**EXERCISE:** Pick out every line that holds the string "offering" and copy it.
####################
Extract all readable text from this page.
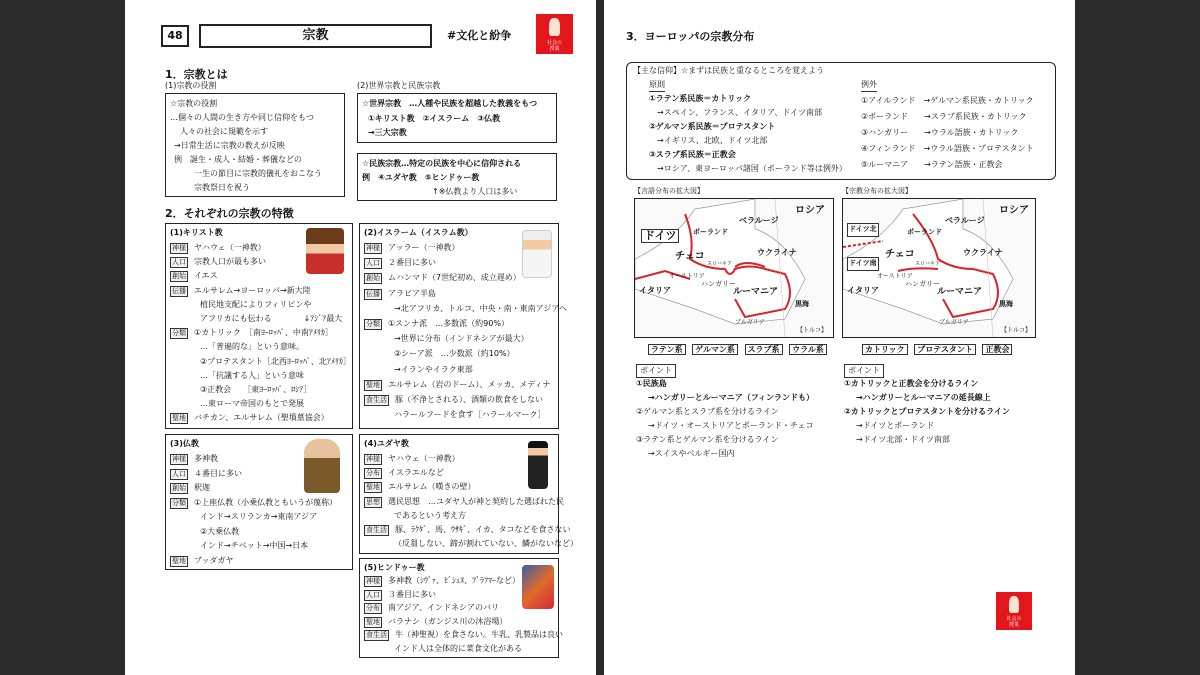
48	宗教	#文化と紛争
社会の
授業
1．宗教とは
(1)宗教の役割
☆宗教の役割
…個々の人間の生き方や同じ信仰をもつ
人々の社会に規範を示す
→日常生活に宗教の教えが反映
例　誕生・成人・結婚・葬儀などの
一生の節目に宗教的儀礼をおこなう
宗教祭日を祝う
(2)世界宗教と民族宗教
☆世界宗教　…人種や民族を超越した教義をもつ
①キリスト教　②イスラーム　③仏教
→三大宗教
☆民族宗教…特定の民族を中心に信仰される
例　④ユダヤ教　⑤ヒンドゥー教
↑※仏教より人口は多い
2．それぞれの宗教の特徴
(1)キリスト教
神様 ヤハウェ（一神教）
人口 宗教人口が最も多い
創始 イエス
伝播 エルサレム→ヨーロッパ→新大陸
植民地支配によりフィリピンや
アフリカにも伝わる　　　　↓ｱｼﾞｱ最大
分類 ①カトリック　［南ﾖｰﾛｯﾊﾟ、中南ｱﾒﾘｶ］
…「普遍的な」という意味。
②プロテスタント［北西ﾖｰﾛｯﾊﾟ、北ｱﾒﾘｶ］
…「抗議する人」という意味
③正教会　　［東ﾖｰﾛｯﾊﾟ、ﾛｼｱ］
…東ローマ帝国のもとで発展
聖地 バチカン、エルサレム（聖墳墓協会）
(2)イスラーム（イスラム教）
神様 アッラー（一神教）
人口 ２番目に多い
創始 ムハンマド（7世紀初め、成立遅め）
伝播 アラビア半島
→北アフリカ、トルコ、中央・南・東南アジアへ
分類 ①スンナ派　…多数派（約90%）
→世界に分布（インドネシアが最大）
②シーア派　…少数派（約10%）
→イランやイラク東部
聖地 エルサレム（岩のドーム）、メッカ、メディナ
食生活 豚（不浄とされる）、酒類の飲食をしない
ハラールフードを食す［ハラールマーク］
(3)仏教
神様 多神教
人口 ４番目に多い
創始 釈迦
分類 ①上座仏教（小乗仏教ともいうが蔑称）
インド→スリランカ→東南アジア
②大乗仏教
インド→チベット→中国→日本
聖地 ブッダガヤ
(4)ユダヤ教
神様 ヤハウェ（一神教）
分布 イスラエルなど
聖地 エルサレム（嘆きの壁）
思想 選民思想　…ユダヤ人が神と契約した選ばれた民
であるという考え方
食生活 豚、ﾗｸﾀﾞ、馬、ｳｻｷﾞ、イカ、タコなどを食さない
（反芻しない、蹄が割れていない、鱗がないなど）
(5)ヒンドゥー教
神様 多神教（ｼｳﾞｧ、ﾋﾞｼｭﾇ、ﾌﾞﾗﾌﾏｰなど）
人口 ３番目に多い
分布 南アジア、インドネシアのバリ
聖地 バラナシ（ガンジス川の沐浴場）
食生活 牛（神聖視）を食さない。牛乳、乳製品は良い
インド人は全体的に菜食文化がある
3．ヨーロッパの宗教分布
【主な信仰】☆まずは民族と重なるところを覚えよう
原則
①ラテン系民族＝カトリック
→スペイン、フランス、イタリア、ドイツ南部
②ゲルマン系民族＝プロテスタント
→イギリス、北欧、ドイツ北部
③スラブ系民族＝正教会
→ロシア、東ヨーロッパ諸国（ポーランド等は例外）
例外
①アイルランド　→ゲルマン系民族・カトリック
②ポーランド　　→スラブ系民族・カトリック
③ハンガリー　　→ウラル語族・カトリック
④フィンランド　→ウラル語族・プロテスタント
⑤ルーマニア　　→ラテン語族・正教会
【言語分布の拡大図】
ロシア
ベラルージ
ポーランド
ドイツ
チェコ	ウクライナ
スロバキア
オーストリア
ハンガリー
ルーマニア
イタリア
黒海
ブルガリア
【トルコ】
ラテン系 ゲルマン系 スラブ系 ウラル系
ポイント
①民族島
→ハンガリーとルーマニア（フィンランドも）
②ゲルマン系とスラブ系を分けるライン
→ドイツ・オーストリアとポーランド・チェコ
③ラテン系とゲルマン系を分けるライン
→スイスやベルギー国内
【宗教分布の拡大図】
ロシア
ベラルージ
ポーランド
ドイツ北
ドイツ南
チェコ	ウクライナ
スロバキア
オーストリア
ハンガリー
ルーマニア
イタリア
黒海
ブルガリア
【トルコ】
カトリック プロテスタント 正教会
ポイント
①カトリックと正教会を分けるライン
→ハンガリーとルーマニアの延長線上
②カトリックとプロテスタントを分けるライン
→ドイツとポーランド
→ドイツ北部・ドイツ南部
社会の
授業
####################
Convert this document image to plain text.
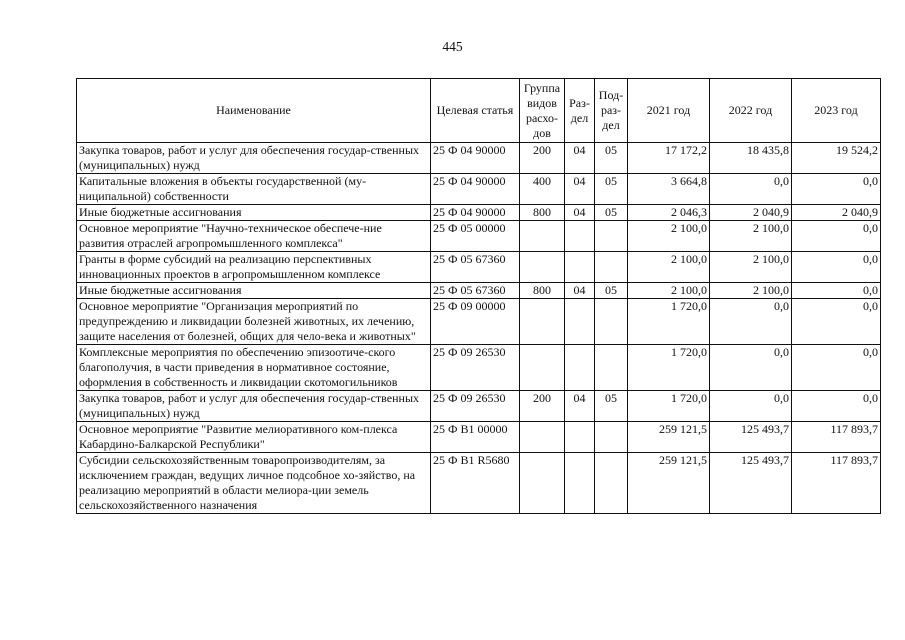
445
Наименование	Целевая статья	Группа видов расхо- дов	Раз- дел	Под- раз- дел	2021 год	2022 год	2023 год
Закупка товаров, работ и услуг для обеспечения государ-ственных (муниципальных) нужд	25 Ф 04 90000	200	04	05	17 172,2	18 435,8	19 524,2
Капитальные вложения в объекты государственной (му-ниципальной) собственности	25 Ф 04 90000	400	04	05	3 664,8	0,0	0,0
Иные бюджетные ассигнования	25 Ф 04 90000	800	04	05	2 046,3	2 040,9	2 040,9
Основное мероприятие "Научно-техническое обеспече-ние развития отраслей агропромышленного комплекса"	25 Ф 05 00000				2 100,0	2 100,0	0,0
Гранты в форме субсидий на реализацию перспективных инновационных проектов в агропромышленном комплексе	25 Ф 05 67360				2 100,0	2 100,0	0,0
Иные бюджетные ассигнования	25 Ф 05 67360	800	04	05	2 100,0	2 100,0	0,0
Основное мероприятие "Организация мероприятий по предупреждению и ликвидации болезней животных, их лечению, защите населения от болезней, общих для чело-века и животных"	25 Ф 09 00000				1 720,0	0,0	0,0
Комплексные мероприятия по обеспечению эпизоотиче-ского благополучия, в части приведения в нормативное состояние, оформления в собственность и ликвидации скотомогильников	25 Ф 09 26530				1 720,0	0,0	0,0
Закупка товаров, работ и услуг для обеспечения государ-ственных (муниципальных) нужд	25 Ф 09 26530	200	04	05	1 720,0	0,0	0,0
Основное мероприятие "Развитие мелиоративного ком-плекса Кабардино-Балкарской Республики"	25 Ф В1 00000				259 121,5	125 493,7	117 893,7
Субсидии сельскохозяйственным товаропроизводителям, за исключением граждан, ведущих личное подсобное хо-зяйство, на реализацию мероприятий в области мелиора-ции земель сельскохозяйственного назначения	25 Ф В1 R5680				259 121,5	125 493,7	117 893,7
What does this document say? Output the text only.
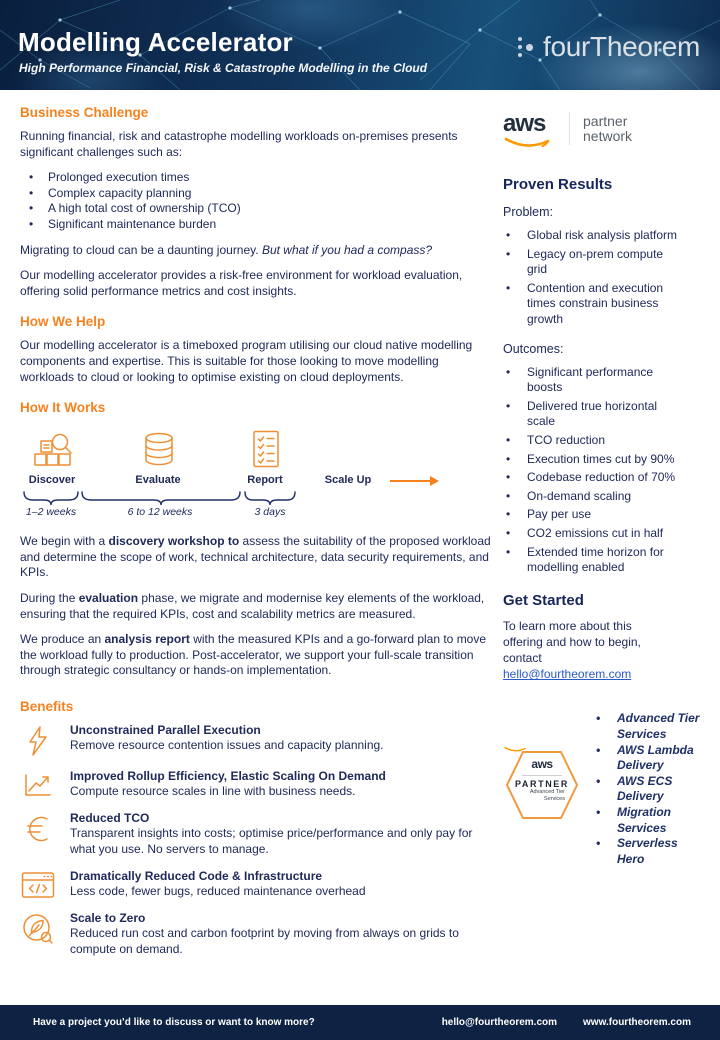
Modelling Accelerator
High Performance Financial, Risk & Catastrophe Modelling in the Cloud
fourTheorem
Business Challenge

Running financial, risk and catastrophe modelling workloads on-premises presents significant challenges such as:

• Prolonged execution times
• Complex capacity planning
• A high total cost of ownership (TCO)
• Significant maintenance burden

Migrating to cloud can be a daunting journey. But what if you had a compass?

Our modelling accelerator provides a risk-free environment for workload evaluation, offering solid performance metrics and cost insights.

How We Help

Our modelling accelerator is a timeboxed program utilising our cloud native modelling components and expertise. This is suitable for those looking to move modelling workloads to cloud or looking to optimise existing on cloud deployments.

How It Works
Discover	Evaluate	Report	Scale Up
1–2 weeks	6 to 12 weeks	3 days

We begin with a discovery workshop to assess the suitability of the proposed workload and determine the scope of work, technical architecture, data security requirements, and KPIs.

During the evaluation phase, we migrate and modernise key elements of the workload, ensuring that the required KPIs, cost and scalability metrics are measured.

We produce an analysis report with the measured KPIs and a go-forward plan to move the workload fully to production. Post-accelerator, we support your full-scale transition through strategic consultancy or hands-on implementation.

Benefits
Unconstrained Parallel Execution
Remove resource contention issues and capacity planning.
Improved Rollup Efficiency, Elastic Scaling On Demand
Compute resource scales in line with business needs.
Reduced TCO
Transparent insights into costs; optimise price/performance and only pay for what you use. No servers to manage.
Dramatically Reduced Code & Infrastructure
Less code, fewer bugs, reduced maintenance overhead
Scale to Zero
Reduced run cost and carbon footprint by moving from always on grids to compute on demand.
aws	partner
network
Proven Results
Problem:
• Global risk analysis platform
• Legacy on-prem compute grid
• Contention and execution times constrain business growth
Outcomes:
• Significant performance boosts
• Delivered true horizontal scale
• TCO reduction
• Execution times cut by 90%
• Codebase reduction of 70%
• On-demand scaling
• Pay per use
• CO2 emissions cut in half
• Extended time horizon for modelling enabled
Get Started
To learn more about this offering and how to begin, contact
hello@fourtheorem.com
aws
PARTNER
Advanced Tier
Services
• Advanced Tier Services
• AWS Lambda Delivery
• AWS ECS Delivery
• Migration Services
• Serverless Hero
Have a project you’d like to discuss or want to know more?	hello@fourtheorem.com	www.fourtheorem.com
####################
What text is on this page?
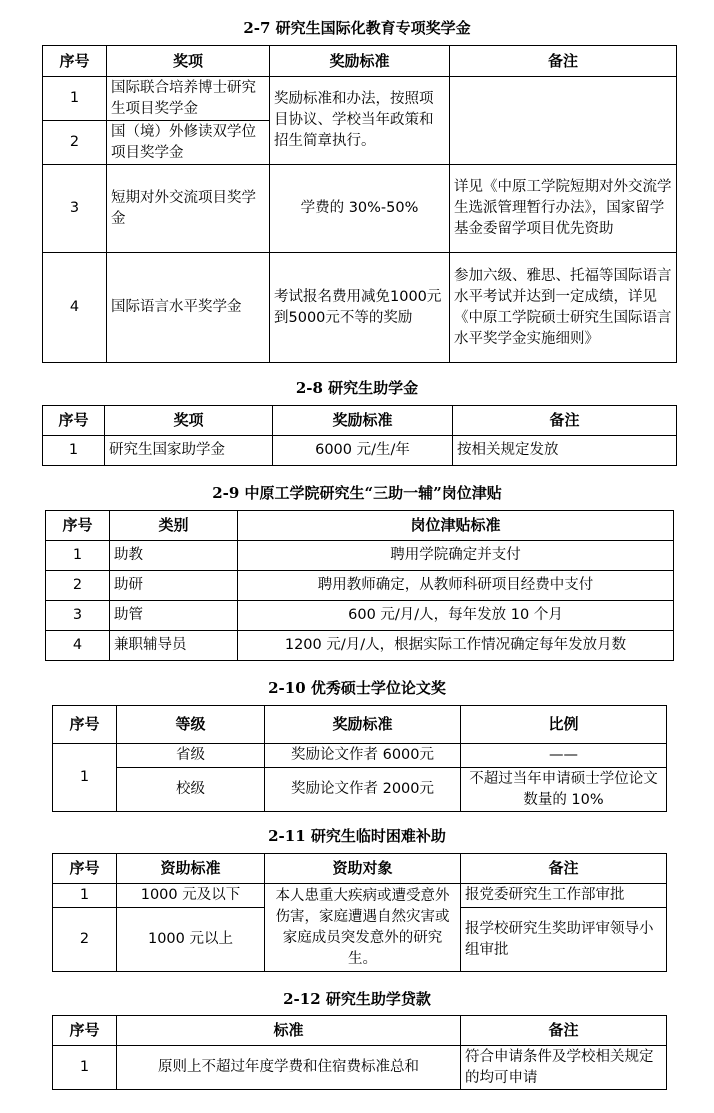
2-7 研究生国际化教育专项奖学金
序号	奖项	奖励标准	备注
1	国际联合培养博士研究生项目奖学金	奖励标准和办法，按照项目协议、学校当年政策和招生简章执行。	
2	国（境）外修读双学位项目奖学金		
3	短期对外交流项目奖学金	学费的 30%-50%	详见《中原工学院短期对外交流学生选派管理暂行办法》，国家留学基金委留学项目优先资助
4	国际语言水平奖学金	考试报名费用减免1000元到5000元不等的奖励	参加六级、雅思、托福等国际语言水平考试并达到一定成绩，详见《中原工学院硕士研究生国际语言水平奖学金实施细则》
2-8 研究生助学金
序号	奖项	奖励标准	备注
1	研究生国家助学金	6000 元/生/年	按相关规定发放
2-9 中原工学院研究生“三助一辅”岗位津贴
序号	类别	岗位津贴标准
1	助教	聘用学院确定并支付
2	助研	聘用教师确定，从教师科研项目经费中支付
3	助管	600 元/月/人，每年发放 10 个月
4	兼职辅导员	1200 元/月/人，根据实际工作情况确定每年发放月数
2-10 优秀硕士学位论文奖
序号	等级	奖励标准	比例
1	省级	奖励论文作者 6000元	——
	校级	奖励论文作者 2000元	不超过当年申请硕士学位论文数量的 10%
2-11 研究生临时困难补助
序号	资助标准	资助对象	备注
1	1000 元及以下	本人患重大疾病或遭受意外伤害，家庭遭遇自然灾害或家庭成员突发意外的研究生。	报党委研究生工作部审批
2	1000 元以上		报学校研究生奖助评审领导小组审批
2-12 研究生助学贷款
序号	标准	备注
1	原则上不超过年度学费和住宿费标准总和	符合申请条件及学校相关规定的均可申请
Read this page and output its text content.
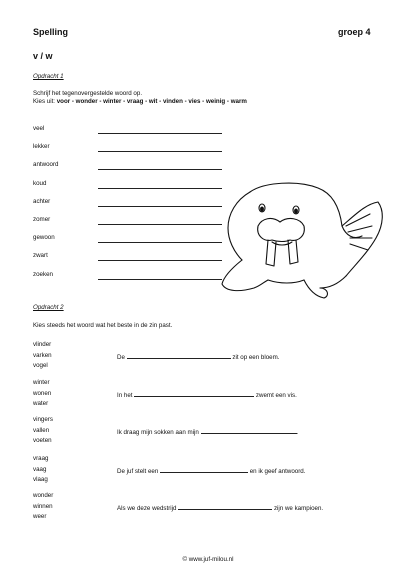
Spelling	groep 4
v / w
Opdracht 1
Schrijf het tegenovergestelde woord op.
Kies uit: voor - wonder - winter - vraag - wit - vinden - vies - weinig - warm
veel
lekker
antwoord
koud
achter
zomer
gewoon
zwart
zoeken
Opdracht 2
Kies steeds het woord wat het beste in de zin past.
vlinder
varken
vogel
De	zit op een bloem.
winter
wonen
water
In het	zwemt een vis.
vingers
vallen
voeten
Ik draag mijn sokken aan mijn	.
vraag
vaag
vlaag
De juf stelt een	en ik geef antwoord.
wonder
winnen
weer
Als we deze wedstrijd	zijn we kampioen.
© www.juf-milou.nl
####################
**FULL SOLUTION:**
Our modelling accelerator provides a risk-free environment for workload evaluation, offering solid performance metrics and cost insights.
To learn more about this offering and how to begin, contact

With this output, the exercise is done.